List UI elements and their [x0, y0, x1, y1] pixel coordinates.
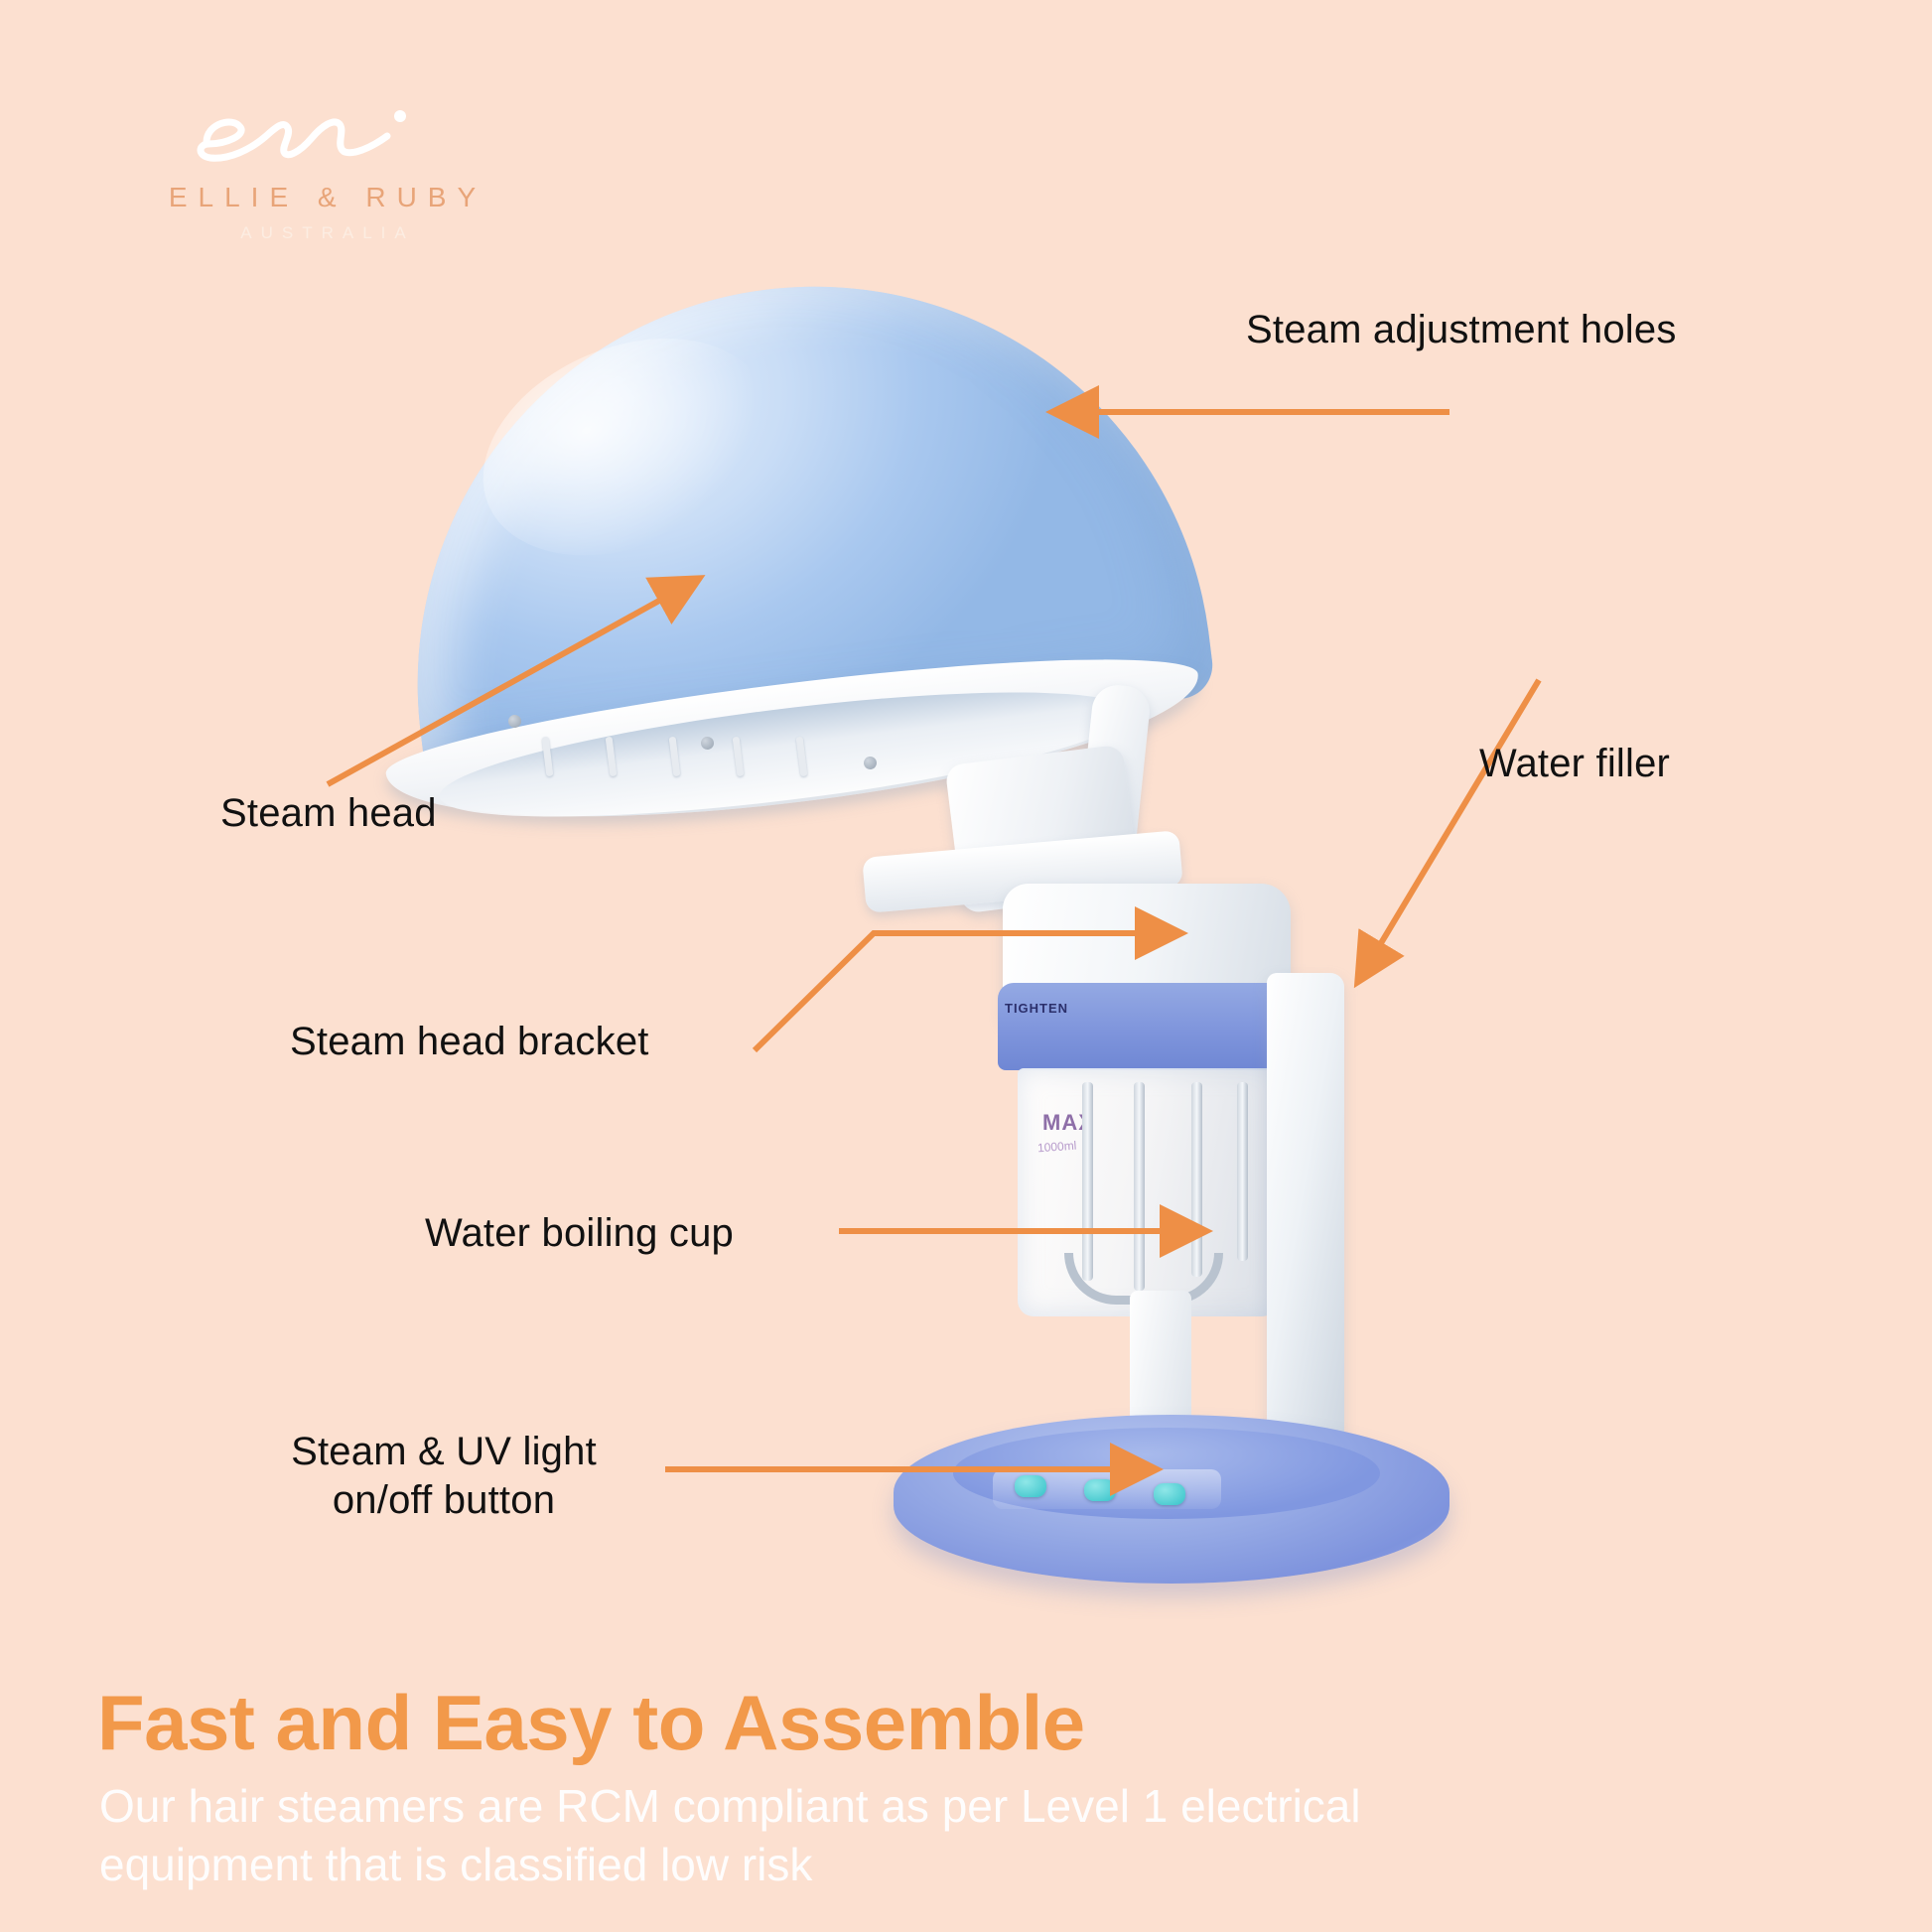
label-steam-head: Steam head [220, 789, 437, 838]
label-steam-uv-line2: on/off button [333, 1478, 555, 1522]
logo-brand-name: ELLIE & RUBY [129, 182, 526, 213]
steam-on-off-button[interactable] [1015, 1475, 1046, 1497]
dome-highlight [450, 298, 801, 597]
label-steam-adjustment-holes: Steam adjustment holes [1246, 306, 1677, 354]
cup-volume-marking: 1000ml [1037, 1139, 1077, 1156]
label-steam-uv-line1: Steam & UV light [291, 1430, 597, 1473]
brand-logo: ELLIE & RUBY AUSTRALIA [129, 94, 526, 253]
label-water-boiling-cup: Water boiling cup [425, 1209, 734, 1258]
uv-light-button[interactable] [1084, 1479, 1116, 1501]
footer-body-line2: equipment that is classified low risk [99, 1839, 812, 1890]
label-steam-head-bracket: Steam head bracket [290, 1018, 649, 1066]
cup-collar [998, 983, 1296, 1070]
collar-tighten-text: TIGHTEN [1005, 1001, 1203, 1016]
footer-body-line1: Our hair steamers are RCM compliant as p… [99, 1780, 1361, 1832]
footer-headline: Fast and Easy to Assemble [97, 1678, 1085, 1768]
product-illustration: TIGHTEN MAX 1000ml [397, 288, 1569, 1598]
footer-body: Our hair steamers are RCM compliant as p… [99, 1777, 1688, 1894]
label-steam-uv-button: Steam & UV light on/off button [250, 1428, 637, 1525]
label-water-filler: Water filler [1479, 740, 1670, 788]
back-column [1267, 973, 1344, 1459]
logo-country: AUSTRALIA [129, 223, 526, 243]
power-button[interactable] [1154, 1483, 1185, 1505]
infographic-canvas: ELLIE & RUBY AUSTRALIA TIGHTEN MAX 1000m… [0, 0, 1932, 1932]
logo-script-mark [189, 94, 447, 174]
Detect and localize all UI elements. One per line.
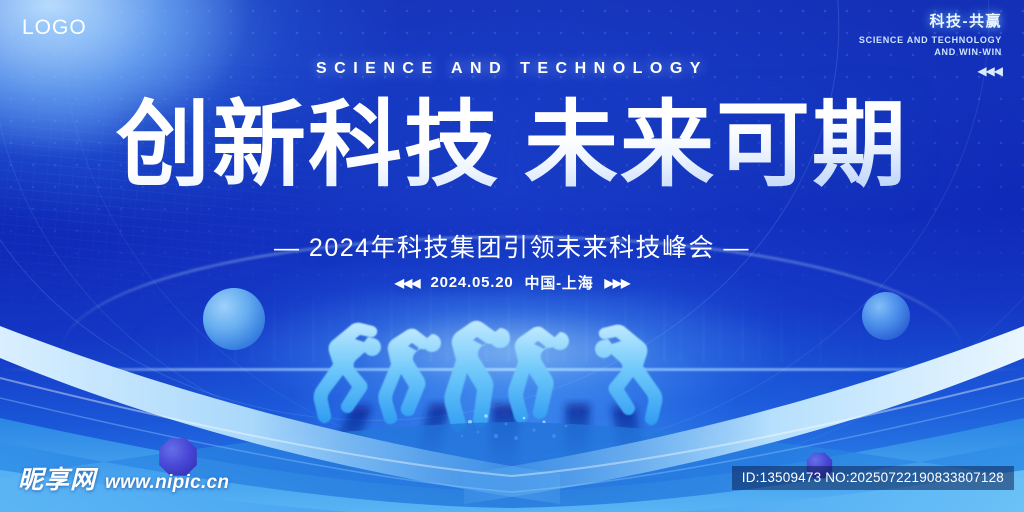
event-date: 2024.05.20 bbox=[430, 274, 513, 291]
logo-text[interactable]: LOGO bbox=[22, 16, 87, 40]
corner-slogan-en-line1: SCIENCE AND TECHNOLOGY bbox=[859, 35, 1002, 45]
title-part-right: 未来可期 bbox=[524, 94, 908, 198]
page-title: 创新科技未来可期 bbox=[0, 96, 1024, 198]
watermark: 昵享网 www.nipic.cn bbox=[18, 460, 229, 496]
subtitle-text: — 2024年科技集团引领未来科技峰会 — bbox=[0, 228, 1024, 264]
watermark-brand-cn: 昵享网 bbox=[18, 460, 96, 496]
corner-slogan-en-line2: AND WIN-WIN bbox=[859, 47, 1002, 57]
title-part-left: 创新科技 bbox=[116, 94, 500, 198]
event-meta: ◀◀◀ 2024.05.20 中国-上海 ▶▶▶ bbox=[0, 272, 1024, 293]
right-triangles-icon: ▶▶▶ bbox=[605, 276, 630, 290]
corner-slogan-cn: 科技-共赢 bbox=[859, 10, 1002, 31]
eyebrow-text: SCIENCE AND TECHNOLOGY bbox=[0, 60, 1024, 78]
event-location: 中国-上海 bbox=[525, 272, 594, 293]
watermark-url: www.nipic.cn bbox=[105, 472, 229, 494]
left-triangles-icon: ◀◀◀ bbox=[395, 276, 420, 290]
asset-id-label: ID:13509473 NO:20250722190833807128 bbox=[732, 466, 1014, 490]
poster-canvas: LOGO 科技-共赢 SCIENCE AND TECHNOLOGY AND WI… bbox=[0, 0, 1024, 512]
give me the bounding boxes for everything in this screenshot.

++++++

**Given problem**
Copy the entries from the line with "label-steam-head: Steam head" up to and including the line with "label-steam-head-bracket: Steam head", putting "heating" in place of "boiling" and leaving everything else the same.

**Written response**
label-steam-head: Steam head [220, 789, 437, 838]
label-steam-uv-line2: on/off button [333, 1478, 555, 1522]
logo-brand-name: ELLIE & RUBY [129, 182, 526, 213]
steam-on-off-button[interactable] [1015, 1475, 1046, 1497]
dome-highlight [450, 298, 801, 597]
label-steam-adjustment-holes: Steam adjustment holes [1246, 306, 1677, 354]
cup-volume-marking: 1000ml [1037, 1139, 1077, 1156]
label-steam-uv-line1: Steam & UV light [291, 1430, 597, 1473]
brand-logo: ELLIE & RUBY AUSTRALIA [129, 94, 526, 253]
label-water-heating-cup: Water heating cup [425, 1209, 734, 1258]
uv-light-button[interactable] [1084, 1479, 1116, 1501]
footer-body-line2: equipment that is classified low risk [99, 1839, 812, 1890]
label-steam-head-bracket: Steam head bracket [290, 1018, 649, 1066]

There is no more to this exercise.